___ RECORD EXCERPTS ___

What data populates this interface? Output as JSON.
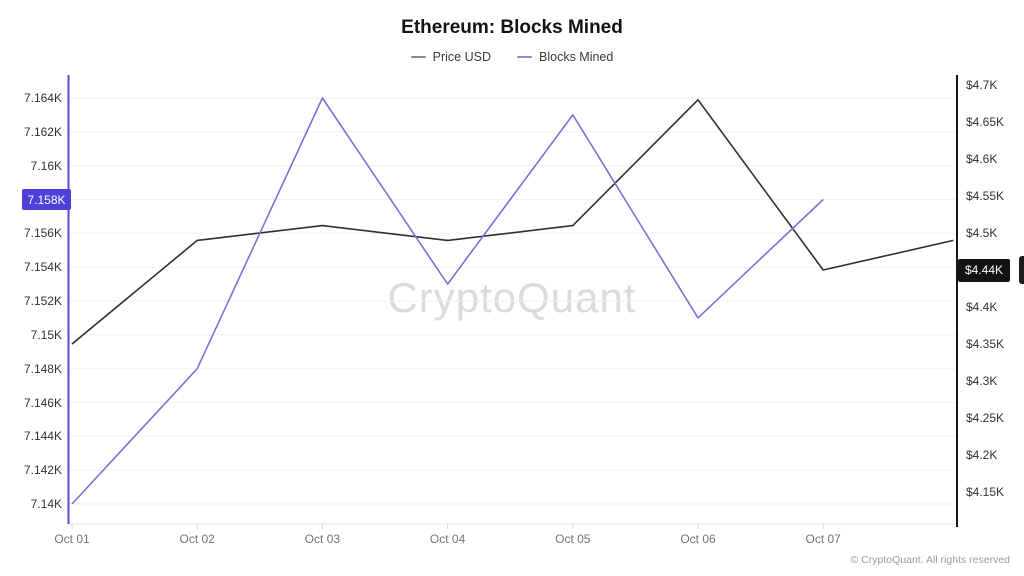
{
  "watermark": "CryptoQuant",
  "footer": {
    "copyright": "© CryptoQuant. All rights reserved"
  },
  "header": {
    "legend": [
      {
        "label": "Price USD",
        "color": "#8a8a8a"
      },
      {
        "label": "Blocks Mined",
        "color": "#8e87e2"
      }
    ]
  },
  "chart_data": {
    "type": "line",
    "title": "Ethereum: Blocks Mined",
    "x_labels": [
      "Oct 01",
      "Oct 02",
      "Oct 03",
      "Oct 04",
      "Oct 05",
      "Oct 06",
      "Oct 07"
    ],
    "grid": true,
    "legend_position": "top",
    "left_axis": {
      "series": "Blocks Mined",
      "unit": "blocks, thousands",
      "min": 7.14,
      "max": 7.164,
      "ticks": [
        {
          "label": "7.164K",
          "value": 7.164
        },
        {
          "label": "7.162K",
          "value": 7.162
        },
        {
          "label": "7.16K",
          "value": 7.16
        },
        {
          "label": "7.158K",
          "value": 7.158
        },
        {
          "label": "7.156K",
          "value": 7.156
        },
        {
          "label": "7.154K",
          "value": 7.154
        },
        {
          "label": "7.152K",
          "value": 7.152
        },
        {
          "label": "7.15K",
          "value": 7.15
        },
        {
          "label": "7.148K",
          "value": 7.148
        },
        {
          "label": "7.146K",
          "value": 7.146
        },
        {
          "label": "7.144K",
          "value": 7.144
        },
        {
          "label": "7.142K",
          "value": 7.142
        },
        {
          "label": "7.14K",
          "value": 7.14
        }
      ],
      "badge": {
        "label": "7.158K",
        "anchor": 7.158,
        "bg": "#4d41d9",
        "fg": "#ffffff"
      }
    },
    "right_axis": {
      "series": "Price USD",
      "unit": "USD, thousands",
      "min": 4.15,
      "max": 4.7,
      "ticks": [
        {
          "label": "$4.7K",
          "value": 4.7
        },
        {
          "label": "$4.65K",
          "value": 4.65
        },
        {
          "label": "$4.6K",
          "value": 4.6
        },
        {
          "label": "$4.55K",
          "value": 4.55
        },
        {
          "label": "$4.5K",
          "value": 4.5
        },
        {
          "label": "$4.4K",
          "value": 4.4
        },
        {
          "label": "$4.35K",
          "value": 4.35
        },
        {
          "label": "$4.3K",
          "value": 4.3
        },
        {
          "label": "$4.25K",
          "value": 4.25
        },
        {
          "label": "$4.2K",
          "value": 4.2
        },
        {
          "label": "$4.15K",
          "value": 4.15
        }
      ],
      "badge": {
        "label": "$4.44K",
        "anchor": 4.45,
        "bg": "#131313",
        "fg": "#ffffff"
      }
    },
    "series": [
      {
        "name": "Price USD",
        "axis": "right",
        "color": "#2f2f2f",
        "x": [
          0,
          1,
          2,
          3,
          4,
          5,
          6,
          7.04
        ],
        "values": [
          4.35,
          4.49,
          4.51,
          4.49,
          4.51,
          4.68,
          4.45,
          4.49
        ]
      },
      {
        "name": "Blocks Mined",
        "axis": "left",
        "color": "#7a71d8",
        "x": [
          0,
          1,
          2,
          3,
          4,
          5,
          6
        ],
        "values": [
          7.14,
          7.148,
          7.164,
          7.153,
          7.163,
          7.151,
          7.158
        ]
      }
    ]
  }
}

___

◆ **DIRECTIVE**
Your task is to repeat the data above exactly while excluding the pictures.

◆ **TASK SOLUTION**
What data populates this interface? Output as JSON.
{
  "watermark": "CryptoQuant",
  "footer": {
    "copyright": "© CryptoQuant. All rights reserved"
  },
  "header": {
    "legend": [
      {
        "label": "Price USD",
        "color": "#8a8a8a"
      },
      {
        "label": "Blocks Mined",
        "color": "#8e87e2"
      }
    ]
  },
  "chart_data": {
    "type": "line",
    "title": "Ethereum: Blocks Mined",
    "x_labels": [
      "Oct 01",
      "Oct 02",
      "Oct 03",
      "Oct 04",
      "Oct 05",
      "Oct 06",
      "Oct 07"
    ],
    "grid": true,
    "legend_position": "top",
    "left_axis": {
      "series": "Blocks Mined",
      "unit": "blocks, thousands",
      "min": 7.14,
      "max": 7.164,
      "ticks": [
        {
          "label": "7.164K",
          "value": 7.164
        },
        {
          "label": "7.162K",
          "value": 7.162
        },
        {
          "label": "7.16K",
          "value": 7.16
        },
        {
          "label": "7.158K",
          "value": 7.158
        },
        {
          "label": "7.156K",
          "value": 7.156
        },
        {
          "label": "7.154K",
          "value": 7.154
        },
        {
          "label": "7.152K",
          "value": 7.152
        },
        {
          "label": "7.15K",
          "value": 7.15
        },
        {
          "label": "7.148K",
          "value": 7.148
        },
        {
          "label": "7.146K",
          "value": 7.146
        },
        {
          "label": "7.144K",
          "value": 7.144
        },
        {
          "label": "7.142K",
          "value": 7.142
        },
        {
          "label": "7.14K",
          "value": 7.14
        }
      ],
      "badge": {
        "label": "7.158K",
        "anchor": 7.158,
        "bg": "#4d41d9",
        "fg": "#ffffff"
      }
    },
    "right_axis": {
      "series": "Price USD",
      "unit": "USD, thousands",
      "min": 4.15,
      "max": 4.7,
      "ticks": [
        {
          "label": "$4.7K",
          "value": 4.7
        },
        {
          "label": "$4.65K",
          "value": 4.65
        },
        {
          "label": "$4.6K",
          "value": 4.6
        },
        {
          "label": "$4.55K",
          "value": 4.55
        },
        {
          "label": "$4.5K",
          "value": 4.5
        },
        {
          "label": "$4.4K",
          "value": 4.4
        },
        {
          "label": "$4.35K",
          "value": 4.35
        },
        {
          "label": "$4.3K",
          "value": 4.3
        },
        {
          "label": "$4.25K",
          "value": 4.25
        },
        {
          "label": "$4.2K",
          "value": 4.2
        },
        {
          "label": "$4.15K",
          "value": 4.15
        }
      ],
      "badge": {
        "label": "$4.44K",
        "anchor": 4.45,
        "bg": "#131313",
        "fg": "#ffffff"
      }
    },
    "series": [
      {
        "name": "Price USD",
        "axis": "right",
        "color": "#2f2f2f",
        "x": [
          0,
          1,
          2,
          3,
          4,
          5,
          6,
          7.04
        ],
        "values": [
          4.35,
          4.49,
          4.51,
          4.49,
          4.51,
          4.68,
          4.45,
          4.49
        ]
      },
      {
        "name": "Blocks Mined",
        "axis": "left",
        "color": "#7a71d8",
        "x": [
          0,
          1,
          2,
          3,
          4,
          5,
          6
        ],
        "values": [
          7.14,
          7.148,
          7.164,
          7.153,
          7.163,
          7.151,
          7.158
        ]
      }
    ]
  }
}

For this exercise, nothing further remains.